*Exercise task*. Leave out the pictures and transcribe everything else exactly.

Stored entries
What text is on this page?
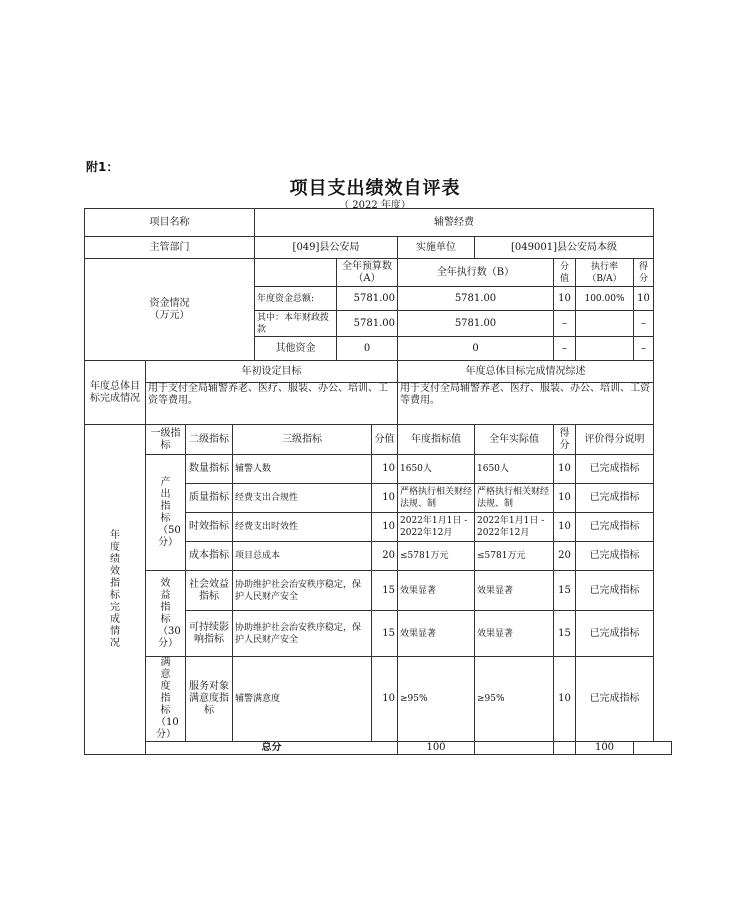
附1：
项目支出绩效自评表
（ 2022 年度）
项目名称				辅警经费							
主管部门				[049]县公安局			实施单位	[049001]县公安局本级			
资金情况
（万元）					全年预算数（A）		全年执行数（B）		分值	执行率（B/A）	得分
				年度资金总额:	5781.00		5781.00		10	100.00%	10
				其中：本年财政拨款	5781.00		5781.00		–		–
				其他资金	0		0		–		–
年度总体目标完成情况	年初设定目标						年度总体目标完成情况综述				
	用于支付全局辅警养老、医疗、服装、办公、培训、工资等费用。						用于支付全局辅警养老、医疗、服装、办公、培训、工资等费用。				
年度绩效指标完成情况	一级指标	二级指标	三级指标			分值	年度指标值	全年实际值	得分	评价得分说明	
	产出指标（50分）	数量指标	辅警人数			10	1650人	1650人	10	已完成指标	
		质量指标	经费支出合规性			10	严格执行相关财经法规、制	严格执行相关财经法规、制	10	已完成指标	
		时效指标	经费支出时效性			10	2022年1月1日 - 2022年12月	2022年1月1日 - 2022年12月	10	已完成指标	
		成本指标	项目总成本			20	≤5781万元	≤5781万元	20	已完成指标	
	效益指标（30分）	社会效益指标	协助维护社会治安秩序稳定，保护人民财产安全			15	效果显著	效果显著	15	已完成指标	
		可持续影响指标	协助维护社会治安秩序稳定，保护人民财产安全			15	效果显著	效果显著	15	已完成指标	
	满意度指标（10分）	服务对象满意度指标	辅警满意度			10	≥95%	≥95%	10	已完成指标	
	总分						100			100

*The response*.
What text is on this page?
附1：
项目支出绩效自评表
（ 2022 年度）
项目名称				辅警经费							
主管部门				[049]县公安局			实施单位	[049001]县公安局本级			
资金情况
（万元）					全年预算数（A）		全年执行数（B）		分值	执行率（B/A）	得分
				年度资金总额:	5781.00		5781.00		10	100.00%	10
				其中：本年财政拨款	5781.00		5781.00		–		–
				其他资金	0		0		–		–
年度总体目标完成情况	年初设定目标						年度总体目标完成情况综述				
	用于支付全局辅警养老、医疗、服装、办公、培训、工资等费用。						用于支付全局辅警养老、医疗、服装、办公、培训、工资等费用。				
年度绩效指标完成情况	一级指标	二级指标	三级指标			分值	年度指标值	全年实际值	得分	评价得分说明	
	产出指标（50分）	数量指标	辅警人数			10	1650人	1650人	10	已完成指标	
		质量指标	经费支出合规性			10	严格执行相关财经法规、制	严格执行相关财经法规、制	10	已完成指标	
		时效指标	经费支出时效性			10	2022年1月1日 - 2022年12月	2022年1月1日 - 2022年12月	10	已完成指标	
		成本指标	项目总成本			20	≤5781万元	≤5781万元	20	已完成指标	
	效益指标（30分）	社会效益指标	协助维护社会治安秩序稳定，保护人民财产安全			15	效果显著	效果显著	15	已完成指标	
		可持续影响指标	协助维护社会治安秩序稳定，保护人民财产安全			15	效果显著	效果显著	15	已完成指标	
	满意度指标（10分）	服务对象满意度指标	辅警满意度			10	≥95%	≥95%	10	已完成指标	
	总分						100			100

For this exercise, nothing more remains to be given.